Records
↓

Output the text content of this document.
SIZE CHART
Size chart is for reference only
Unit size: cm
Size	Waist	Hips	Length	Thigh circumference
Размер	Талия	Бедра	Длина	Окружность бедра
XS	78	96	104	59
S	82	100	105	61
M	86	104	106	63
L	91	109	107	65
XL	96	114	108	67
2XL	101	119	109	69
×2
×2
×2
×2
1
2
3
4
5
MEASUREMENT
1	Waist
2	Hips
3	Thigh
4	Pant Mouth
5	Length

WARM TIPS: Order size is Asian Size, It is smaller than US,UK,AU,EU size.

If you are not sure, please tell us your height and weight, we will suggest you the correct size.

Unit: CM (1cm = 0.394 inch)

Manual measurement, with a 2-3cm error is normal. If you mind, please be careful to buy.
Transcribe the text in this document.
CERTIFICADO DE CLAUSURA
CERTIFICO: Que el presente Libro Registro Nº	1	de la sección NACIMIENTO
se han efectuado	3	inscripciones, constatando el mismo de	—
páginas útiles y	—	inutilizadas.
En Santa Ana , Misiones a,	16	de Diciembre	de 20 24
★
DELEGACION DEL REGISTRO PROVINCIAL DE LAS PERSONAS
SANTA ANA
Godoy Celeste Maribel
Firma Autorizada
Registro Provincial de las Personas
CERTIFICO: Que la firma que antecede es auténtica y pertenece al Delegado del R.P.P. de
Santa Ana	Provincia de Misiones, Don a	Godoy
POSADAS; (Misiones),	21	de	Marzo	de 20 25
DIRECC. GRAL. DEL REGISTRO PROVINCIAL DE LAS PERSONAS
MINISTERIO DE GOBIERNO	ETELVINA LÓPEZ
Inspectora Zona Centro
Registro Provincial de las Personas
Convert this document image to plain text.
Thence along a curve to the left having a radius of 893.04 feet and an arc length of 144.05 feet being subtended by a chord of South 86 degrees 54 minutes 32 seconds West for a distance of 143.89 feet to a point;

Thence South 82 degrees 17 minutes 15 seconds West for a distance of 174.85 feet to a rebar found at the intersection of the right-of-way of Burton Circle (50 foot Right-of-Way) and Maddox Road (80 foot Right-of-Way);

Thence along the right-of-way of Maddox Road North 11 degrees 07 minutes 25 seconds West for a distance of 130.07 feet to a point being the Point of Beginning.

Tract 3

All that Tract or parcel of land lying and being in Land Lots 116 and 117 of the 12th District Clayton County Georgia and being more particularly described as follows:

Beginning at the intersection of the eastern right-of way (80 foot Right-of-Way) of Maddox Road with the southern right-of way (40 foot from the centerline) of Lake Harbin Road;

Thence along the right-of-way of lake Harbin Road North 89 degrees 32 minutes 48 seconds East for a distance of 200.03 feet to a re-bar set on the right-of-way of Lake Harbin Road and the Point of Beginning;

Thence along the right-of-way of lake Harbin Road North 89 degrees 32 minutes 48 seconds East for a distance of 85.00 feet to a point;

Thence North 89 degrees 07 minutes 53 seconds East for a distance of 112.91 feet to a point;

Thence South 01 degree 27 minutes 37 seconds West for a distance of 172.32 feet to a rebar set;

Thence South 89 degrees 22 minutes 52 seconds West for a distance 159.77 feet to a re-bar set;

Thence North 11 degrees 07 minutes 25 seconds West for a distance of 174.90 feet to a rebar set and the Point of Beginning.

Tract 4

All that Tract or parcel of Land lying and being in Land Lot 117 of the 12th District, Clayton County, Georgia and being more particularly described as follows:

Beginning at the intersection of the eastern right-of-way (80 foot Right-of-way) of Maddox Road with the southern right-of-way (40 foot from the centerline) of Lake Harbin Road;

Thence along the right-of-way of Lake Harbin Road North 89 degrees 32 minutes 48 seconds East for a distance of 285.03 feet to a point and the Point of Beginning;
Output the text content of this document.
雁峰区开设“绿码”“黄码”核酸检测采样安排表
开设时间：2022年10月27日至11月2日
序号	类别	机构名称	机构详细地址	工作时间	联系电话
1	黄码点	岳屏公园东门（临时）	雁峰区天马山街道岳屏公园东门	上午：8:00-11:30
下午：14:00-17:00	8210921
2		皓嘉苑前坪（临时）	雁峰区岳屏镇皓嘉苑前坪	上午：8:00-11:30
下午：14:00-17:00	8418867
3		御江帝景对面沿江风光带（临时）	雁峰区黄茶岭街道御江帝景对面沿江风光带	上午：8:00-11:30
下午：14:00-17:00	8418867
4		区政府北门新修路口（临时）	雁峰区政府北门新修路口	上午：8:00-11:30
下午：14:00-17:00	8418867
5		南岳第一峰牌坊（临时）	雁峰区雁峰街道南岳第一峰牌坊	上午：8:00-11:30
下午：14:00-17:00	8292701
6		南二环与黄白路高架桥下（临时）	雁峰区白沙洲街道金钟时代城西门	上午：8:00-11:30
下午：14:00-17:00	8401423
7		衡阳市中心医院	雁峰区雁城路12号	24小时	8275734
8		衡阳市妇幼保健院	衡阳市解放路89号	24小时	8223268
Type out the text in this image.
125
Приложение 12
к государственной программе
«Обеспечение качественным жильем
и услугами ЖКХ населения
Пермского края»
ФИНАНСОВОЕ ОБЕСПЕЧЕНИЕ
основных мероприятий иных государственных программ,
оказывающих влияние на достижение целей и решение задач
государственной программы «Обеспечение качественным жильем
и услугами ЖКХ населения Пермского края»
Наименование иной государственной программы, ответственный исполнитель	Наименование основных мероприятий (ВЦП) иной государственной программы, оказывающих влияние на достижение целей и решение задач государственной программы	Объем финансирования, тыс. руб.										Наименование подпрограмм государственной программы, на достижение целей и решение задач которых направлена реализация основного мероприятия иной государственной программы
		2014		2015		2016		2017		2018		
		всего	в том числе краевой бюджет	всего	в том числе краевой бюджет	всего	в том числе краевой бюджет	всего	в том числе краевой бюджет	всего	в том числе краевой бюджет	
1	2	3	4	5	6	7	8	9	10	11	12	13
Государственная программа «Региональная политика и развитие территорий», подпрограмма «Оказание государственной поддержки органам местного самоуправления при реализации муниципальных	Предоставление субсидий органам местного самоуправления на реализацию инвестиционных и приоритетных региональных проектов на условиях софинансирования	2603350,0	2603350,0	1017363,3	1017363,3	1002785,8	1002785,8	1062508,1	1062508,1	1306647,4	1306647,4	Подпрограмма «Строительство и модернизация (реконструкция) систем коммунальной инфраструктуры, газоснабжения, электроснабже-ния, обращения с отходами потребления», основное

↑

WHAT TO PRODUCE = Copy all data exactly, start to finish.

EXERCISE RESPONSE =
Output the text content of this document.
SIZE CHART
Size chart is for reference only
Unit size: cm
Size	Waist	Hips	Length	Thigh circumference
Размер	Талия	Бедра	Длина	Окружность бедра
XS	78	96	104	59
S	82	100	105	61
M	86	104	106	63
L	91	109	107	65
XL	96	114	108	67
2XL	101	119	109	69
×2
×2
×2
×2
1
2
3
4
5
MEASUREMENT
1	Waist
2	Hips
3	Thigh
4	Pant Mouth
5	Length

WARM TIPS: Order size is Asian Size, It is smaller than US,UK,AU,EU size.

If you are not sure, please tell us your height and weight, we will suggest you the correct size.

Unit: CM (1cm = 0.394 inch)

Manual measurement, with a 2-3cm error is normal. If you mind, please be careful to buy.
Transcribe the text in this document.
CERTIFICADO DE CLAUSURA
CERTIFICO: Que el presente Libro Registro Nº	1	de la sección NACIMIENTO
se han efectuado	3	inscripciones, constatando el mismo de	—
páginas útiles y	—	inutilizadas.
En Santa Ana , Misiones a,	16	de Diciembre	de 20 24
★
DELEGACION DEL REGISTRO PROVINCIAL DE LAS PERSONAS
SANTA ANA
Godoy Celeste Maribel
Firma Autorizada
Registro Provincial de las Personas
CERTIFICO: Que la firma que antecede es auténtica y pertenece al Delegado del R.P.P. de
Santa Ana	Provincia de Misiones, Don a	Godoy
POSADAS; (Misiones),	21	de	Marzo	de 20 25
DIRECC. GRAL. DEL REGISTRO PROVINCIAL DE LAS PERSONAS
MINISTERIO DE GOBIERNO	ETELVINA LÓPEZ
Inspectora Zona Centro
Registro Provincial de las Personas
Convert this document image to plain text.
Thence along a curve to the left having a radius of 893.04 feet and an arc length of 144.05 feet being subtended by a chord of South 86 degrees 54 minutes 32 seconds West for a distance of 143.89 feet to a point;

Thence South 82 degrees 17 minutes 15 seconds West for a distance of 174.85 feet to a rebar found at the intersection of the right-of-way of Burton Circle (50 foot Right-of-Way) and Maddox Road (80 foot Right-of-Way);

Thence along the right-of-way of Maddox Road North 11 degrees 07 minutes 25 seconds West for a distance of 130.07 feet to a point being the Point of Beginning.

Tract 3

All that Tract or parcel of land lying and being in Land Lots 116 and 117 of the 12th District Clayton County Georgia and being more particularly described as follows:

Beginning at the intersection of the eastern right-of way (80 foot Right-of-Way) of Maddox Road with the southern right-of way (40 foot from the centerline) of Lake Harbin Road;

Thence along the right-of-way of lake Harbin Road North 89 degrees 32 minutes 48 seconds East for a distance of 200.03 feet to a re-bar set on the right-of-way of Lake Harbin Road and the Point of Beginning;

Thence along the right-of-way of lake Harbin Road North 89 degrees 32 minutes 48 seconds East for a distance of 85.00 feet to a point;

Thence North 89 degrees 07 minutes 53 seconds East for a distance of 112.91 feet to a point;

Thence South 01 degree 27 minutes 37 seconds West for a distance of 172.32 feet to a rebar set;

Thence South 89 degrees 22 minutes 52 seconds West for a distance 159.77 feet to a re-bar set;

Thence North 11 degrees 07 minutes 25 seconds West for a distance of 174.90 feet to a rebar set and the Point of Beginning.

Tract 4

All that Tract or parcel of Land lying and being in Land Lot 117 of the 12th District, Clayton County, Georgia and being more particularly described as follows:

Beginning at the intersection of the eastern right-of-way (80 foot Right-of-way) of Maddox Road with the southern right-of-way (40 foot from the centerline) of Lake Harbin Road;

Thence along the right-of-way of Lake Harbin Road North 89 degrees 32 minutes 48 seconds East for a distance of 285.03 feet to a point and the Point of Beginning;
Output the text content of this document.
雁峰区开设“绿码”“黄码”核酸检测采样安排表
开设时间：2022年10月27日至11月2日
序号	类别	机构名称	机构详细地址	工作时间	联系电话
1	黄码点	岳屏公园东门（临时）	雁峰区天马山街道岳屏公园东门	上午：8:00-11:30
下午：14:00-17:00	8210921
2		皓嘉苑前坪（临时）	雁峰区岳屏镇皓嘉苑前坪	上午：8:00-11:30
下午：14:00-17:00	8418867
3		御江帝景对面沿江风光带（临时）	雁峰区黄茶岭街道御江帝景对面沿江风光带	上午：8:00-11:30
下午：14:00-17:00	8418867
4		区政府北门新修路口（临时）	雁峰区政府北门新修路口	上午：8:00-11:30
下午：14:00-17:00	8418867
5		南岳第一峰牌坊（临时）	雁峰区雁峰街道南岳第一峰牌坊	上午：8:00-11:30
下午：14:00-17:00	8292701
6		南二环与黄白路高架桥下（临时）	雁峰区白沙洲街道金钟时代城西门	上午：8:00-11:30
下午：14:00-17:00	8401423
7		衡阳市中心医院	雁峰区雁城路12号	24小时	8275734
8		衡阳市妇幼保健院	衡阳市解放路89号	24小时	8223268
Type out the text in this image.
125
Приложение 12
к государственной программе
«Обеспечение качественным жильем
и услугами ЖКХ населения
Пермского края»
ФИНАНСОВОЕ ОБЕСПЕЧЕНИЕ
основных мероприятий иных государственных программ,
оказывающих влияние на достижение целей и решение задач
государственной программы «Обеспечение качественным жильем
и услугами ЖКХ населения Пермского края»
Наименование иной государственной программы, ответственный исполнитель	Наименование основных мероприятий (ВЦП) иной государственной программы, оказывающих влияние на достижение целей и решение задач государственной программы	Объем финансирования, тыс. руб.										Наименование подпрограмм государственной программы, на достижение целей и решение задач которых направлена реализация основного мероприятия иной государственной программы
		2014		2015		2016		2017		2018		
		всего	в том числе краевой бюджет	всего	в том числе краевой бюджет	всего	в том числе краевой бюджет	всего	в том числе краевой бюджет	всего	в том числе краевой бюджет	
1	2	3	4	5	6	7	8	9	10	11	12	13
Государственная программа «Региональная политика и развитие территорий», подпрограмма «Оказание государственной поддержки органам местного самоуправления при реализации муниципальных	Предоставление субсидий органам местного самоуправления на реализацию инвестиционных и приоритетных региональных проектов на условиях софинансирования	2603350,0	2603350,0	1017363,3	1017363,3	1002785,8	1002785,8	1062508,1	1062508,1	1306647,4	1306647,4	Подпрограмма «Строительство и модернизация (реконструкция) систем коммунальной инфраструктуры, газоснабжения, электроснабже-ния, обращения с отходами потребления», основное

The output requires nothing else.